EXERCISE AIM -
Write out all lines holding the word "JSON".

+++

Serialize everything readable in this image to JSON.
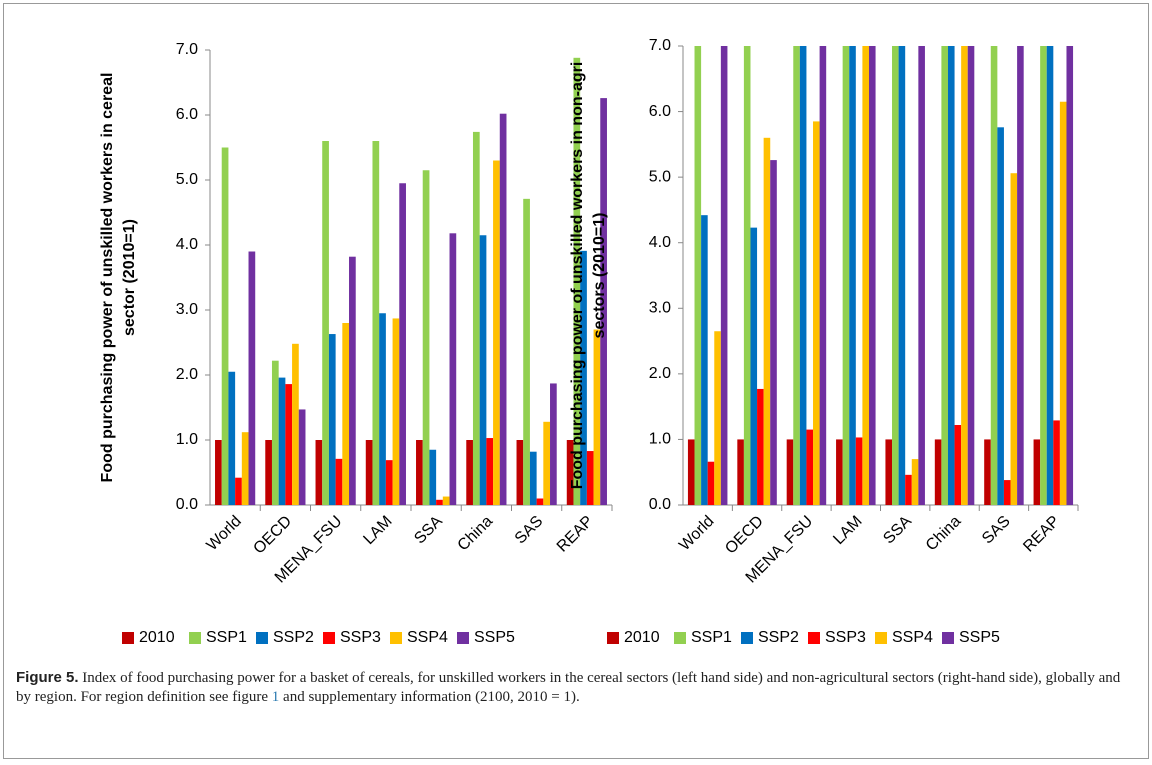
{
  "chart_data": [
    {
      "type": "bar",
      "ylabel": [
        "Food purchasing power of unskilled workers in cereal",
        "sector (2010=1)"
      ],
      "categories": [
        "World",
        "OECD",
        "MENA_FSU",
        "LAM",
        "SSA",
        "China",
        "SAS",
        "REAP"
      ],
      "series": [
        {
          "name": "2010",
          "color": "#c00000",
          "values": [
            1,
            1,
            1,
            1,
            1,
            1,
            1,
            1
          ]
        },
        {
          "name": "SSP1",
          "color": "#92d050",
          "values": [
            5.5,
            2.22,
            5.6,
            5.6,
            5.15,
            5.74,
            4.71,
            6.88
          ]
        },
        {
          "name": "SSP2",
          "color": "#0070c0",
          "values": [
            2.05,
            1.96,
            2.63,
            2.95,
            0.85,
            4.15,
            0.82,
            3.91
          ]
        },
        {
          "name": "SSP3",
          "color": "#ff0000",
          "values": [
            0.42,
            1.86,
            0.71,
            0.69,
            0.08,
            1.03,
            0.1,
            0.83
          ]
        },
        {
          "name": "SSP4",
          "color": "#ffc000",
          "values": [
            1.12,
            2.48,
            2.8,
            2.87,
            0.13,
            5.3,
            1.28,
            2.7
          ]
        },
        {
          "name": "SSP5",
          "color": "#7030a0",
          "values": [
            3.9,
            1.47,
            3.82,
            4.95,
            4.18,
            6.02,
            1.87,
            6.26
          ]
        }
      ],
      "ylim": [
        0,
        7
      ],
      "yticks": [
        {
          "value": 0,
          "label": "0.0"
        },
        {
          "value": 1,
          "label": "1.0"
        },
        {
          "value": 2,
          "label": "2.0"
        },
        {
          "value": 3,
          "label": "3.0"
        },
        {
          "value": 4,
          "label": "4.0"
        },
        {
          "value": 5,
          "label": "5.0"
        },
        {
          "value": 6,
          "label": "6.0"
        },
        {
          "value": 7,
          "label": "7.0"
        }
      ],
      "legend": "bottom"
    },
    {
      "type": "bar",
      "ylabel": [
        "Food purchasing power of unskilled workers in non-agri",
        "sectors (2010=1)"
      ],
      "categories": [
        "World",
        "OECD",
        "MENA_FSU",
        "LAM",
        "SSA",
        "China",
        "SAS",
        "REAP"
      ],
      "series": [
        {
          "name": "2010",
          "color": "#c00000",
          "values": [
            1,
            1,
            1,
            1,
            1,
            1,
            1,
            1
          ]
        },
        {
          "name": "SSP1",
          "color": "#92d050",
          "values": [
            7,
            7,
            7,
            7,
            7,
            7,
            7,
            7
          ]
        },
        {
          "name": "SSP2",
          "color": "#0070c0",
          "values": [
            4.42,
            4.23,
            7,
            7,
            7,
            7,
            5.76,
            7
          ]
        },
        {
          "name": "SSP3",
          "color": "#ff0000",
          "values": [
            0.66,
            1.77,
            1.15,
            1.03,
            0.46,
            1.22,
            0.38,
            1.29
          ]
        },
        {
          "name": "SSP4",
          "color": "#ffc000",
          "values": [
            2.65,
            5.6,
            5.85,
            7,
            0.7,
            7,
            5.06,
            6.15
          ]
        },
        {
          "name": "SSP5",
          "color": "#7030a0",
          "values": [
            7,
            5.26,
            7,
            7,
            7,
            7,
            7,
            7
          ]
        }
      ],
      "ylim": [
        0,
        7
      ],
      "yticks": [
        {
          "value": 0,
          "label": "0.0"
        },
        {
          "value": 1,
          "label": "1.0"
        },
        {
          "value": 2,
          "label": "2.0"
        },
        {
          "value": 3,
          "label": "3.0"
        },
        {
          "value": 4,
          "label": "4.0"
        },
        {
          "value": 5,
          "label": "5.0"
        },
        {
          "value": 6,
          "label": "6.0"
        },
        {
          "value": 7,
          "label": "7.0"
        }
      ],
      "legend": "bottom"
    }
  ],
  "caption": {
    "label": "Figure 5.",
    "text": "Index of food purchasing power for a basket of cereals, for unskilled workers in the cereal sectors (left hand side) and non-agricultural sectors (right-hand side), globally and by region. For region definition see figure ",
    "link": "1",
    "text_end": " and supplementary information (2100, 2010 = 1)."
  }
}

+++

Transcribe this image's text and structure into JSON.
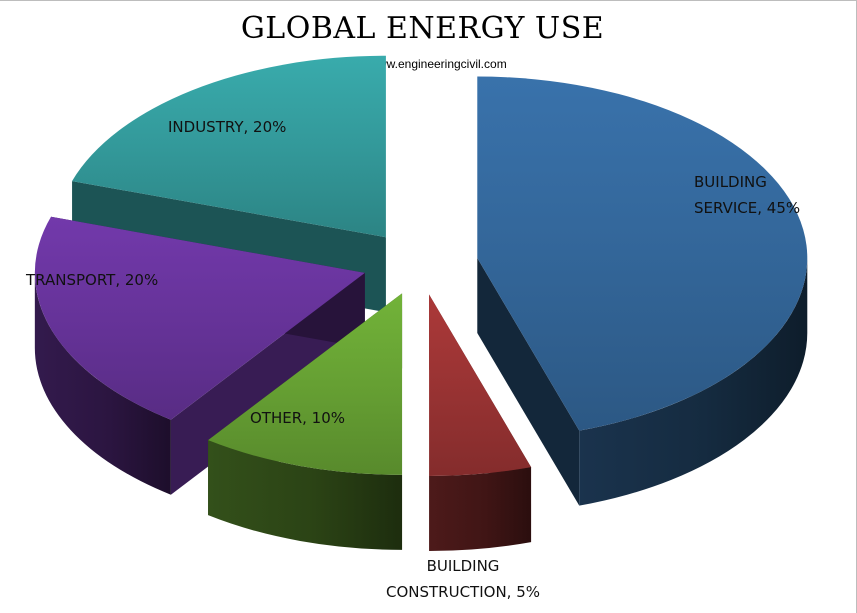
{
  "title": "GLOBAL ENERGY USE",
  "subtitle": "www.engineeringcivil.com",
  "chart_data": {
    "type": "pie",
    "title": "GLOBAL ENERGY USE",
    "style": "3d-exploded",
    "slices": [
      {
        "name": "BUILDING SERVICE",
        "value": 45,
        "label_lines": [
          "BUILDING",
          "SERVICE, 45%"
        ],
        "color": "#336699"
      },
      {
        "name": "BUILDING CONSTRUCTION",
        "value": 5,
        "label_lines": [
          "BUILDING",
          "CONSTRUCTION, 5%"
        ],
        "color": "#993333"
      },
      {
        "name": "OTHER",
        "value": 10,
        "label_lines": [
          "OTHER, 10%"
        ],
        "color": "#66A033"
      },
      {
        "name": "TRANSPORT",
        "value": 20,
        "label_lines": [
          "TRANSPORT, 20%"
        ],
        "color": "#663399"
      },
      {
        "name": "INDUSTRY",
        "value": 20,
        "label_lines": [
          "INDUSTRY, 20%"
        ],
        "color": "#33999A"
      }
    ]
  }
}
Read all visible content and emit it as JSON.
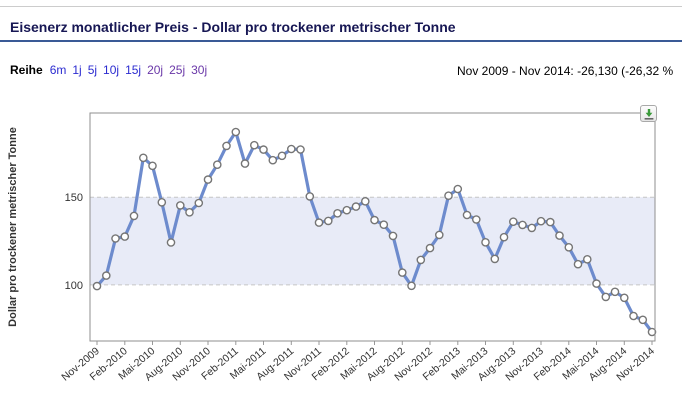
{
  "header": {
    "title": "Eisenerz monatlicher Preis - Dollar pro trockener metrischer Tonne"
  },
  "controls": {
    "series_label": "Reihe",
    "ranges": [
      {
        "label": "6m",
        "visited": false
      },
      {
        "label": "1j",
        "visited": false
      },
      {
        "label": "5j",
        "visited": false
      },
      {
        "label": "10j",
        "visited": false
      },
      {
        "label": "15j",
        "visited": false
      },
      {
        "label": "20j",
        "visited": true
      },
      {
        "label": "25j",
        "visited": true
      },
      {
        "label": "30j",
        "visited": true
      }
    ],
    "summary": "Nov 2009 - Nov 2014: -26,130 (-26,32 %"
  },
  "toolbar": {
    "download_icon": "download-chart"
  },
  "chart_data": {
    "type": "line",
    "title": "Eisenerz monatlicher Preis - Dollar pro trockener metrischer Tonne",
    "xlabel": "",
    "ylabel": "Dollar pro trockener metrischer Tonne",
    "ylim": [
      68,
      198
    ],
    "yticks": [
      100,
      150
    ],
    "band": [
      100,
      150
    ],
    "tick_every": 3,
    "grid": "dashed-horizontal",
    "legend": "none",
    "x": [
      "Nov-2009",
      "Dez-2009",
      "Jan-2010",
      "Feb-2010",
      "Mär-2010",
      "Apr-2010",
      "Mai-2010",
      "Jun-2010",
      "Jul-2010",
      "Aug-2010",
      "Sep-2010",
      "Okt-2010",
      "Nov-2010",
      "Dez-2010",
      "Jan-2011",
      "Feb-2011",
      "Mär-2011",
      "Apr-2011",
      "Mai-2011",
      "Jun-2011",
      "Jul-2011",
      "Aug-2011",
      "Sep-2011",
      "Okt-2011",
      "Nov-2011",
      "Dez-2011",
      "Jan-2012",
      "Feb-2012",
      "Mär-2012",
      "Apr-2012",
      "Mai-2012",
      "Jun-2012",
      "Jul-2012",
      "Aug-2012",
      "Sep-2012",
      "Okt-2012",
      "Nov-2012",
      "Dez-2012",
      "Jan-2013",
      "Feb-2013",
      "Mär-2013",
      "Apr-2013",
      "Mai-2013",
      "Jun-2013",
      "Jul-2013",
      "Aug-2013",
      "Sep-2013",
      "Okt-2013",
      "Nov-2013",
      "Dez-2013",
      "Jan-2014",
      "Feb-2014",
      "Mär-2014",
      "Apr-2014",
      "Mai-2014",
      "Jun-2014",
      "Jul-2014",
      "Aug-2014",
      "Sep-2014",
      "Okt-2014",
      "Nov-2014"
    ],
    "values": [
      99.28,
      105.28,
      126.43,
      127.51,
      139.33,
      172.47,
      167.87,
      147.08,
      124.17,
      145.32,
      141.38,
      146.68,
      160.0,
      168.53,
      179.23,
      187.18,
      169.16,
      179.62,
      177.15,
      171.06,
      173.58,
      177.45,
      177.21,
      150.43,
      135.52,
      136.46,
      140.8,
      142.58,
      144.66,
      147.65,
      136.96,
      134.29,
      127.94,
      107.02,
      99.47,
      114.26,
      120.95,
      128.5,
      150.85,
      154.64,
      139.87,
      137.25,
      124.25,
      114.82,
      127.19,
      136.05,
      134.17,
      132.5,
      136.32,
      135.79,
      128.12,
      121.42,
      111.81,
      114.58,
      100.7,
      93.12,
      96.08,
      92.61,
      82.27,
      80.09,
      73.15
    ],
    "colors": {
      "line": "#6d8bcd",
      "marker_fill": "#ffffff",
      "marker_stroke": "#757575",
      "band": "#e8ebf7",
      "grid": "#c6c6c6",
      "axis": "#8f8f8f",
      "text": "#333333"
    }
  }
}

+++

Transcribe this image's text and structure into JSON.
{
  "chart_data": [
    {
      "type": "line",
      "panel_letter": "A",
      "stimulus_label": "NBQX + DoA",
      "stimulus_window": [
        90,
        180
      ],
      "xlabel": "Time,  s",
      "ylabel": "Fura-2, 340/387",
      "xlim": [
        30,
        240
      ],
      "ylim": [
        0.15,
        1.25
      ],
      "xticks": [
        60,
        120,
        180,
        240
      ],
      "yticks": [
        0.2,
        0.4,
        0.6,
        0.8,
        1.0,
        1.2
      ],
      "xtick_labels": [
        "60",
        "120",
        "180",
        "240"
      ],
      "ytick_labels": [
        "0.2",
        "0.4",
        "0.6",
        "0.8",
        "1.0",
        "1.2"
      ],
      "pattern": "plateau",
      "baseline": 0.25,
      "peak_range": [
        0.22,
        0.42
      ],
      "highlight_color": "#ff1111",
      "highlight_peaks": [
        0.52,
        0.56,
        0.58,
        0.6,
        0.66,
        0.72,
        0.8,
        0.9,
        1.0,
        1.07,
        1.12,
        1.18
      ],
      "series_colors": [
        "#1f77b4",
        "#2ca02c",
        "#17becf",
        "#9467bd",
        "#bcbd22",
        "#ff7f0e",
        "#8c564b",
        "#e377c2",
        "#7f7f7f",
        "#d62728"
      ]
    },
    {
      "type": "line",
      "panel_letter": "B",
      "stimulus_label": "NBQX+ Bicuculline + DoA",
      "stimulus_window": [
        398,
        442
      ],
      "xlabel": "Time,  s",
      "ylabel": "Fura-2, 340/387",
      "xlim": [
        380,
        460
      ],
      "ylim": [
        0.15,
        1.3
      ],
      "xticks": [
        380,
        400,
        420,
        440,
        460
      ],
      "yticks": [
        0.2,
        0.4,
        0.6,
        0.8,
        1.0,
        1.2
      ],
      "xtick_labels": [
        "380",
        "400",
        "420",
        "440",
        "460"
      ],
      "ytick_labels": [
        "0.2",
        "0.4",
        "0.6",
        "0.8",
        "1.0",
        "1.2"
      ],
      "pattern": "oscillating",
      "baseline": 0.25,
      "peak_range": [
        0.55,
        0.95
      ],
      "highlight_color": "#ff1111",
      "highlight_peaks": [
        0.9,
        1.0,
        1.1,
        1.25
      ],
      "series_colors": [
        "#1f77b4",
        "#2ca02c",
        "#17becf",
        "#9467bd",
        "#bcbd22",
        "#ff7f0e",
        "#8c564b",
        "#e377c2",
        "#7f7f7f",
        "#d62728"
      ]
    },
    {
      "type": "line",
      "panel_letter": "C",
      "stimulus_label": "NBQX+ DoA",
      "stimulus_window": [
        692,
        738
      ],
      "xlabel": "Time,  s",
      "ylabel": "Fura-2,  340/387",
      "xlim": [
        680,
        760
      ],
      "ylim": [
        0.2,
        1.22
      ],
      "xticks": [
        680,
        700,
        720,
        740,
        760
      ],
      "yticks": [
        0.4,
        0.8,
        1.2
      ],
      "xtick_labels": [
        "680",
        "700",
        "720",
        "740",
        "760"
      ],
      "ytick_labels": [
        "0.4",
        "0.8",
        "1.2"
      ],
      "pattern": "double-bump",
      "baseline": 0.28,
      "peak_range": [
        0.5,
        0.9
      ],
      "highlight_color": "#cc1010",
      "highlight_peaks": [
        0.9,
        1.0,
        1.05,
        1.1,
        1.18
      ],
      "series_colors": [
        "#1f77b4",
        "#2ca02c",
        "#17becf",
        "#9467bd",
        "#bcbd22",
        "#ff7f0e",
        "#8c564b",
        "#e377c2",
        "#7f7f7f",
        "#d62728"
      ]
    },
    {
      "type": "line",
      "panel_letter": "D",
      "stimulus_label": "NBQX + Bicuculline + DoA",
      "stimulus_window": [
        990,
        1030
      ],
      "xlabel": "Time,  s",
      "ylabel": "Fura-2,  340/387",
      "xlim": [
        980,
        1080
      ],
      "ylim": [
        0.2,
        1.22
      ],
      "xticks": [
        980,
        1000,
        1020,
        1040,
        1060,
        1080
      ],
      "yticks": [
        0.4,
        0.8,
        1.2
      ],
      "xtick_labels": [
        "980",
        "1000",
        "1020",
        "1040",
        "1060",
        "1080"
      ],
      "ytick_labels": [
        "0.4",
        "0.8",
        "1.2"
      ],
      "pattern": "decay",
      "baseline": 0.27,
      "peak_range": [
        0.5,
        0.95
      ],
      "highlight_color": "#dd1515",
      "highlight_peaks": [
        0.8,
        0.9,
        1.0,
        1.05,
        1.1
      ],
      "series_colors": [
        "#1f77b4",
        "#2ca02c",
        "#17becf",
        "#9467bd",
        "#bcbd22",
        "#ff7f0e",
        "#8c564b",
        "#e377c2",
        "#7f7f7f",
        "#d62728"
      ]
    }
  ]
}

+++

SOLUTION FOR THIS TASK -
Serialize everything readable in this image to JSON.
Transcribe this image's text and structure into JSON.
Read all visible content and emit it as JSON.
Transcribe this image's text and structure into JSON.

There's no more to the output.